## Extracted text
As shown in FIG. 7, the horizontal-plane radiation pattern
characteristic of the microstrip array antenna 10 meets a
specification in which the difference between a main lobe and
sidelobes is 30 dB or more. The sidelobes display symmetry. Values
of gain of the sidelobes are limited so as to be sufficiently lower
than the specification value (upper limit). Consequently, the
effect can be sufficiently recognized in which a radiation pattern
characteristic of the single right-side radiation antenna element
and the single left-side radiation antenna element
(horizontal-plane radiation pattern characteristic) is realized as
a mirror symmetry characteristic.
[0077] (4) Advantages of the Embodiment
[0078] In the microstrip array antenna of the embodiment described
above, the radiation antenna elements are disposed at an angle of
45.degree. with respect to the extension direction of the feeding
strip line. The radiation antenna elements are configured so that
each connecting angle (power supply branch angle) with respect to
the feeding strip line is 90.degree.. Specifically, the feeding
strip line fully extends in the extension direction and has a
smoothly meandering shape, such as an S-shape. Consequently,
connections are realized between the feeding strip line and each of
the radiation antenna elements at the same angle.
[0079] As described above, since all the radiation antenna elements
disposed on both the sides of the feeding strip line (right-side
radiation antenna elements and left-side radiation antenna
elements) are connected with the feeding strip line at the same
angle (or a substantially equivalent angle), radiation pattern
characteristics of the single right-side radiation antenna element
and the single left-side radiation antenna element can be realized
which have a mirror symmetry characteristic as shown in FIG.
5B.
[0080] Consequently, according to the microstrip array antenna of
the embodiment, plane polarization can be realized whose direction
is inclined at a predetermined angle (45.degree. in the embodiment)
with respect to the extension direction of the feeding strip line.
In addition, an excellent radiation pattern characteristic can be
realized in which unnecessary sidelobes are suppressed.
[0081] In addition, the feeding strip line has an S-shape. The
radiation antenna elements are connected with the feeding strip
line at an angle of 90.degree. (right angle). Therefore, compared
with a case where the radiation antenna elements are connected at
an angle of other than 90.degree., the shape of the feeding strip
line can be simplified. That is, the shape in which the radiation
antenna elements are connected at an angle of 90.degree. can be
easily realized.
[0082] In addition, the feeding strip line does not have bent
corners and has a totally smooth shape. Therefore, the feeding
strip line can be prevented from radiating useless electric power,
thereby providing a more efficient microstrip array antenna.
[0083] Furthermore, a plurality of the radiation antenna elements
are connected with the sides of the feeding strip line at a
predetermined interval d (in-line wavelength .lamda.g in the
embodiment). Thereby, a so-called series-feed microstrip array
antenna is realized. Therefore, a higher efficiency microstrip
array antenna can be provided which can restrict loss of fed
electric power and easily obtain a desired radiation pattern
characteristic (refer to FIG. 7).

## Dataset
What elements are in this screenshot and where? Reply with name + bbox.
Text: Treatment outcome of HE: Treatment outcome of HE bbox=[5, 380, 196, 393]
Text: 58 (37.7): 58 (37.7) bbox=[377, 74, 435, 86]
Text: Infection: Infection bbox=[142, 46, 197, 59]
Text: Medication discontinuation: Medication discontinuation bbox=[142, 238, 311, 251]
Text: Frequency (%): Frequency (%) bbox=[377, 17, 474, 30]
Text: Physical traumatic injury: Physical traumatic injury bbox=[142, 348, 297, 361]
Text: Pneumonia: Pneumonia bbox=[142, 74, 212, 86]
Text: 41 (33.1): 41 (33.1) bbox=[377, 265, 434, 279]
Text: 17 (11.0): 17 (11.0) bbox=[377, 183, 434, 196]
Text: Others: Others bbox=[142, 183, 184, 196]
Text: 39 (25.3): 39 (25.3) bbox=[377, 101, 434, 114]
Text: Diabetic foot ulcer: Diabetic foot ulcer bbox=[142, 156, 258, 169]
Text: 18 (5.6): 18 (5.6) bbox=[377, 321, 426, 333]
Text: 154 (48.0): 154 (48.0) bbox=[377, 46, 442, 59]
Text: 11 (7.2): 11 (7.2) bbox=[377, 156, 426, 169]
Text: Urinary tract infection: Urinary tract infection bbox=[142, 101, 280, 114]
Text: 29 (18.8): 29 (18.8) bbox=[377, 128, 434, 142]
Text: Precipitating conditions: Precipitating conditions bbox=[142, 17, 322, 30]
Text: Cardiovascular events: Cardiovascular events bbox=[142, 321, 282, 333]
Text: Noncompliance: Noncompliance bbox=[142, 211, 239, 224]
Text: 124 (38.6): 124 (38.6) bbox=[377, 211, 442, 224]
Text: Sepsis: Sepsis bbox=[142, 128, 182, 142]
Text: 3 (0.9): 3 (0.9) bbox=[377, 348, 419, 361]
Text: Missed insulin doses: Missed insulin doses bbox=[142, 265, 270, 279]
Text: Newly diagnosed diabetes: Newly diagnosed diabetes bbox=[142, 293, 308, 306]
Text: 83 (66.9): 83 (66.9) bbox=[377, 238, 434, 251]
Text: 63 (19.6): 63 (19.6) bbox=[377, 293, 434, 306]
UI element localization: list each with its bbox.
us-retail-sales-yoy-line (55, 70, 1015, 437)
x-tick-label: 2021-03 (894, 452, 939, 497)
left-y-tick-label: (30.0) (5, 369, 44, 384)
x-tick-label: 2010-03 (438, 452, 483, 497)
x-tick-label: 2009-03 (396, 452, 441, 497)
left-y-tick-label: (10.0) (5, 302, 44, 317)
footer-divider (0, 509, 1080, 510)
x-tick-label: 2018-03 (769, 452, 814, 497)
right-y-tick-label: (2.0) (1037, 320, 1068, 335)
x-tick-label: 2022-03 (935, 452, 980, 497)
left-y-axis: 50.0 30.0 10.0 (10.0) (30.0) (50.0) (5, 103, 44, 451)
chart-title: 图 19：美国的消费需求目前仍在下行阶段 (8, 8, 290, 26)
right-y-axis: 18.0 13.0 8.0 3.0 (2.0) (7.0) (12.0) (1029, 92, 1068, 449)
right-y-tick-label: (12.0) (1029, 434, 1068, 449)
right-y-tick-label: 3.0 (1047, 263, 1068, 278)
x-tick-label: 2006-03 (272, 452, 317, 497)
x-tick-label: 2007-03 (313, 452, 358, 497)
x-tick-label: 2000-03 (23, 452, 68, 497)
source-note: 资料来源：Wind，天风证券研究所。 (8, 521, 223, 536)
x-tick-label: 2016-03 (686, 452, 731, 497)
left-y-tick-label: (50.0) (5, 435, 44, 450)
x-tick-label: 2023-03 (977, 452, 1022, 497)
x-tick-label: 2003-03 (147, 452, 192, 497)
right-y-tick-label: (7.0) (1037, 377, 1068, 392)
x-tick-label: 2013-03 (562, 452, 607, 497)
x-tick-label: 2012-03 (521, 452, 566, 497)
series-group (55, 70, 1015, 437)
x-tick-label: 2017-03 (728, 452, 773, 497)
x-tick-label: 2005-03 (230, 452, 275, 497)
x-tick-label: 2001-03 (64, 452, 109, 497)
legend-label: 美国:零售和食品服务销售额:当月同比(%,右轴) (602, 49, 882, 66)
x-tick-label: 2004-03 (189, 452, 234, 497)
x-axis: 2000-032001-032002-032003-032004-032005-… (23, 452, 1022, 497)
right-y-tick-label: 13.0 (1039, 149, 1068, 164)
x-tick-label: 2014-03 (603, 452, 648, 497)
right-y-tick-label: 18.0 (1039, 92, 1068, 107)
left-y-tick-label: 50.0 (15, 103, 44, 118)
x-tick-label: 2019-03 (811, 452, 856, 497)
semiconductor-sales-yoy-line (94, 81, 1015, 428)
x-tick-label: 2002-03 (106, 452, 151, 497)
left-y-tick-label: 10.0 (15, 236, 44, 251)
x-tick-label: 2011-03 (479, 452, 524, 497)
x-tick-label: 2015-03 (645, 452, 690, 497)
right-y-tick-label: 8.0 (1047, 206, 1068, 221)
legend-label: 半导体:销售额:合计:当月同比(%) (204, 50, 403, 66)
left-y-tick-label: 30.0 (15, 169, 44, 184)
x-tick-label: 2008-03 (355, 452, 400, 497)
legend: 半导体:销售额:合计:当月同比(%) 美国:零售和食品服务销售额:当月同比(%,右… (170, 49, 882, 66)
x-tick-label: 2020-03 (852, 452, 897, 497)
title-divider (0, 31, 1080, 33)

## Tasks to carry out
- A) Copy the part of the antenna passage starting with "[0081] In addition, the" and going on through "easily realized.".
- B) In the antenna passage, at what angle are the radiation antenna elements placed relative to the extension direction of the feeding strip line?
- C) Translate this sentence from the antenna passage into Spanish: "In addition, the feeding strip line does not have bent corners and has a totally smooth shape."

## Answers in order
- A)
[0081] In addition, the feeding strip line has an S-shape. The
radiation antenna elements are connected with the feeding strip
line at an angle of 90.degree. (right angle). Therefore, compared
with a case where the radiation antenna elements are connected at
an angle of other than 90.degree., the shape of the feeding strip
line can be simplified. That is, the shape in which the radiation
antenna elements are connected at an angle of 90.degree. can be
easily realized.

- B) At 45 degrees.

- C) Además, la línea de cinta de alimentación no tiene esquinas dobladas y tiene una forma totalmente suave.